* ОТРЫВОК ИЗ ТЕКСТА:
○ ○ ○ ○ ○

Я позвонил им и рассказал о помолвке и сказал, когда мы у них будем. Следующие несколько дней в доме Бёкелей пролетели как миг. Во всей округе выпал первый снег. Отец Руфи убедил сельского старосту отвезти молодую пару на станцию в Кирн на своей коляске. Это было романтичное путешествие по заснеженным лесам и долинам.
Поезд до Франкфурта был переполнен. Место было только в купе первого класса. Безо всякого смущения мы вошли и сели. Остальные пассажиры, должно быть, заметили, насколько мы любим друг друга. Начался старательно направляемый разговор, который Руфи совсем не понравился. К тому времени, как у нас стали проверять билеты, ей хотелось взять и исчезнуть. Кондуктор отпустил меня безнаказанным, а за ее билет первого класса пришлось доплачивать. До Франкфурта это было дорого. Там мы надеялись найти место в купе второго класса. Руфь чувствовала себя так, словно ее поймали на воровстве.
Во Франкфурте была долгая стоянка, которую я не хотел проводить в зале ожидания на станции. Помахав отпускными бумагами, я купил нам обед в большом отеле через дорогу от вокзала.
Потом, сидя в экспрессе, идущем из Франкфурта, я обнаружил, что наше купе – первого класса, пониженное до второго. Соответствующая табличка была довольно слабо приделана на сдвижную стеклянную дверь купе, так что я ее снял и сунул на полку для багажа. Теперь купе было только нашим, мало кто в те времена ездил первым классом. В поезде было мало народу, места хватало всем. Купе было нашим. Только на остановках, когда сходящие и севшие пассажиры ходили по коридору, мы вели себя прилично. Мы почти не видели пейзажа за окном. Поцелуи и объятия заставили время поездки пролететь незаметно.

○ ○ ○ ○ ○

* ИСХОДНЫЕ ДАННЫЕ:
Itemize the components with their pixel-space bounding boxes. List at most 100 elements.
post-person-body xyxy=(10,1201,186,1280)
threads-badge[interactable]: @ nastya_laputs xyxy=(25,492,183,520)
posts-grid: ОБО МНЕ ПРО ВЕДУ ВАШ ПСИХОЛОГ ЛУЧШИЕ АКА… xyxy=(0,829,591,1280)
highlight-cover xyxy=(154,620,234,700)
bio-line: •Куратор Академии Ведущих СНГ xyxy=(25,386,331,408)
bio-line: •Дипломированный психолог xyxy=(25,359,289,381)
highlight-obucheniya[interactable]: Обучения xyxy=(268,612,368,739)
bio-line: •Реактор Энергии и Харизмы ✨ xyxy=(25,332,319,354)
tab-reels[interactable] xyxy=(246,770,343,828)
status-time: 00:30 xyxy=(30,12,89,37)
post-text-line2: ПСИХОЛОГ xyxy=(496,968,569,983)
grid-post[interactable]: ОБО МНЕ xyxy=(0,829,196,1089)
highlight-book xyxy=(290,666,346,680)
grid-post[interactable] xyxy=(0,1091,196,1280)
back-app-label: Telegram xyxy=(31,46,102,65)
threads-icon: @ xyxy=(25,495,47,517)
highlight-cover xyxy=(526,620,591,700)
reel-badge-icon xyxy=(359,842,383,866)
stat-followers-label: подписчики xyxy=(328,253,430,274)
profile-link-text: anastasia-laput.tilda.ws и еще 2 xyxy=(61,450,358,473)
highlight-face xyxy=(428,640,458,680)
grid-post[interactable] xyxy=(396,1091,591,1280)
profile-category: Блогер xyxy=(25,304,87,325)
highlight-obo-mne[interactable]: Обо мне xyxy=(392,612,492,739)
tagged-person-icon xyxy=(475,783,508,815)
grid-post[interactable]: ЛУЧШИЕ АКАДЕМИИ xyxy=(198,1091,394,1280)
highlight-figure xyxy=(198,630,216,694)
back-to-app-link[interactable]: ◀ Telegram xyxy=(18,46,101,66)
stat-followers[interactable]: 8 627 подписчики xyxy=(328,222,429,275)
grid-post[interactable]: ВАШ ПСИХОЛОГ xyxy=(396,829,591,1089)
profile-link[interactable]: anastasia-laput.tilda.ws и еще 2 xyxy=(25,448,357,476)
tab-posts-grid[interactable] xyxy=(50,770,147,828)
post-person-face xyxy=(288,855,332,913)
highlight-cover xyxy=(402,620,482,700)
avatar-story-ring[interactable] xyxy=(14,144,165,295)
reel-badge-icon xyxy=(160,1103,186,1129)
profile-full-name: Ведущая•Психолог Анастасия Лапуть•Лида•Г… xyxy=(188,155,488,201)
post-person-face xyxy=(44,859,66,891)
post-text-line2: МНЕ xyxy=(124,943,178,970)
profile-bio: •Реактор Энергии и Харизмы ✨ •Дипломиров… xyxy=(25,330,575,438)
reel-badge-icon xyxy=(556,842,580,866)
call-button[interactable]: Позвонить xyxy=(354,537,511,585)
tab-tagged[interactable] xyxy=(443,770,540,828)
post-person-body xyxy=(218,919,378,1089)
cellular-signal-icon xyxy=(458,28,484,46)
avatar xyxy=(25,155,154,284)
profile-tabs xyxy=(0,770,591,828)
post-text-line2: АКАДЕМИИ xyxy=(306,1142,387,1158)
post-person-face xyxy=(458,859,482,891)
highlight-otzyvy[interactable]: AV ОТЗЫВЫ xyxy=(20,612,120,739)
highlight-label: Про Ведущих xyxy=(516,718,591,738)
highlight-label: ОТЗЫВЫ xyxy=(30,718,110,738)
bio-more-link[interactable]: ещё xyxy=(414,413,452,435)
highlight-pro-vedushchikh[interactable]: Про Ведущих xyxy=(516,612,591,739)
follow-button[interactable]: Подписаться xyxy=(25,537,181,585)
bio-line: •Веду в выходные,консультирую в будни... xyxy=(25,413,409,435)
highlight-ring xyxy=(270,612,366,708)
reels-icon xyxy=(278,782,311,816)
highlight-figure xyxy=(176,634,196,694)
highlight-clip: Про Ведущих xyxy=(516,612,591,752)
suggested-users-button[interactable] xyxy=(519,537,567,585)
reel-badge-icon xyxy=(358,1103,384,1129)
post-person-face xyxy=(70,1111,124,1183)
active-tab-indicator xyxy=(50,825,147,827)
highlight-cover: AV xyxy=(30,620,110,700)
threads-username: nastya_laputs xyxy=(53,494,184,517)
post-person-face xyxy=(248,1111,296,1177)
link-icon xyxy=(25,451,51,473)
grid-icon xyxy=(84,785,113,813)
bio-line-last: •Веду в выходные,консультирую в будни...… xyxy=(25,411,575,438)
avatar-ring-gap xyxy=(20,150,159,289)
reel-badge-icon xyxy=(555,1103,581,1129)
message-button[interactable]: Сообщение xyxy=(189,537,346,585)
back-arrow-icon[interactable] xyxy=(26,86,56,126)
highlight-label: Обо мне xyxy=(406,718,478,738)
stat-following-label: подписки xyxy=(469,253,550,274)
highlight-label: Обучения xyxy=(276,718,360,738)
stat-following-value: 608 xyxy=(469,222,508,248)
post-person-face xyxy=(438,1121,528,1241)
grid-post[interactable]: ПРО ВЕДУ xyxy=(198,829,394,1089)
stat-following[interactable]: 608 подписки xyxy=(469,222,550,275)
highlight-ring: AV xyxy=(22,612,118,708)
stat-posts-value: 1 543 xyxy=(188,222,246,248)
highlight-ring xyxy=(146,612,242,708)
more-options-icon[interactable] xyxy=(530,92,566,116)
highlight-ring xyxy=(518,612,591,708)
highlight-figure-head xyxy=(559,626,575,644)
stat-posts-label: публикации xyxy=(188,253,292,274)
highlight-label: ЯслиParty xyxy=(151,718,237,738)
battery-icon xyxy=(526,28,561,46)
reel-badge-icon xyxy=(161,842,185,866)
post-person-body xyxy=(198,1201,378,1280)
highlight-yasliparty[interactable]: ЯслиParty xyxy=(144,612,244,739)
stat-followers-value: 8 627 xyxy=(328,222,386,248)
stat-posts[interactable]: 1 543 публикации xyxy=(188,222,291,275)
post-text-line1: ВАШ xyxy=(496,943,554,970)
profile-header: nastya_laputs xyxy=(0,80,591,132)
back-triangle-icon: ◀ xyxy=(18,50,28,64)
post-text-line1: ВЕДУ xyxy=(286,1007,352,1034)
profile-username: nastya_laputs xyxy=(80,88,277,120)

○ ○ ○ ○ ○

* ЗАДАНИЯ:
1. Ответьте по отрывку о поездке на три вопроса:
(a) Кто отвез молодую пару на станцию в Кирн и на чем?
(b) За чей билет пришлось доплачивать при проверке билетов?
(c) Что было сделано с табличкой на сдвижной стеклянной двери купе?
2. Перескажите отрывок о поездке в двух предложениях.
3. Повторите без изменений фрагмент отрывка о поездке, начиная со слов «Поезд до Франкфурта» и продолжая вплоть до слов «поймали на воровстве.».
Для ответов пользуйтесь только отрывком.

* РЕШЕНИЯ ЗАДАНИЙ:
1.
(a) Сельский староста на своей коляске.
(b) За билет первого класса Руфи.
(c) Ее сняли и сунули на полку для багажа.

2. После нескольких дней в доме Бёкелей, когда выпал первый снег, сельский староста отвез молодую пару на станцию в Кирн. В переполненном поезде до Франкфурта им пришлось сесть в первый класс и доплатить за билет Руфи, а в экспрессе из Франкфурта они заняли пониженное до второго класса купе первого класса и ехали в нем вдвоем.

3.
Поезд до Франкфурта был переполнен. Место было только в купе первого класса. Безо всякого смущения мы вошли и сели. Остальные пассажиры, должно быть, заметили, насколько мы любим друг друга. Начался старательно направляемый разговор, который Руфи совсем не понравился. К тому времени, как у нас стали проверять билеты, ей хотелось взять и исчезнуть. Кондуктор отпустил меня безнаказанным, а за ее билет первого класса пришлось доплачивать. До Франкфурта это было дорого. Там мы надеялись найти место в купе второго класса. Руфь чувствовала себя так, словно ее поймали на воровстве.